● Directive
Reproduce every record below exactly as written, but leave out any pictures.

[Records contained in a dataset]
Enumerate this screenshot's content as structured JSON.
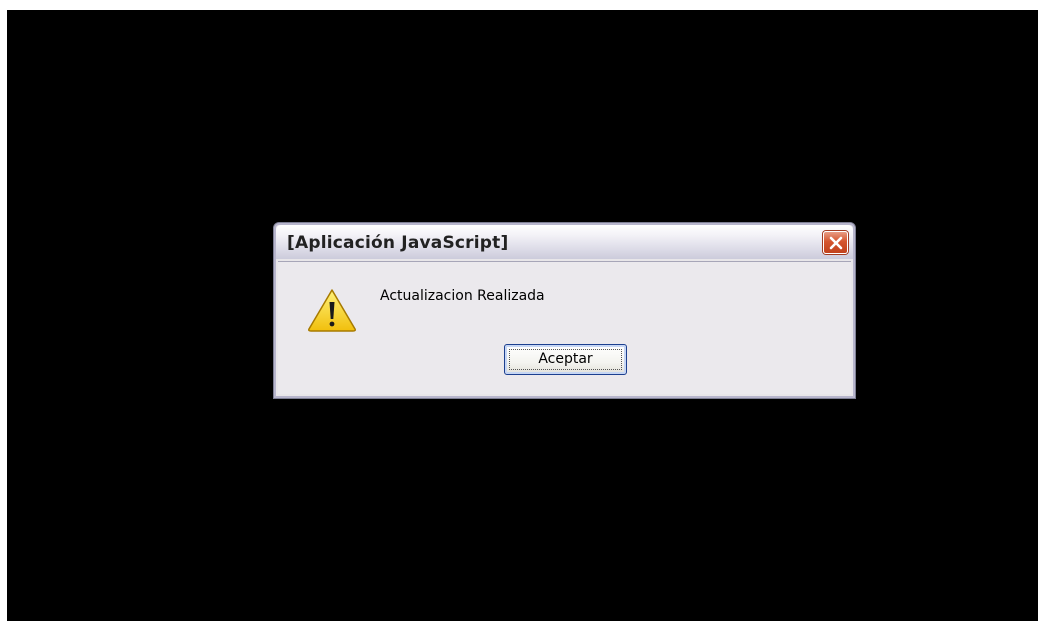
{
  "dialog": {
    "title": "[Aplicación JavaScript]",
    "message": "Actualizacion Realizada",
    "ok_label": "Aceptar",
    "icon": "warning-icon",
    "close_icon": "close-icon"
  },
  "colors": {
    "background": "#000000",
    "dialog_face": "#ebe9ed",
    "close_button": "#d5562f",
    "button_border": "#1c3f8f",
    "warning_yellow": "#f7d21a"
  }
}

● Exercise result
Enumerate this screenshot's content as structured JSON.
{
  "dialog": {
    "title": "[Aplicación JavaScript]",
    "message": "Actualizacion Realizada",
    "ok_label": "Aceptar",
    "icon": "warning-icon",
    "close_icon": "close-icon"
  },
  "colors": {
    "background": "#000000",
    "dialog_face": "#ebe9ed",
    "close_button": "#d5562f",
    "button_border": "#1c3f8f",
    "warning_yellow": "#f7d21a"
  }
}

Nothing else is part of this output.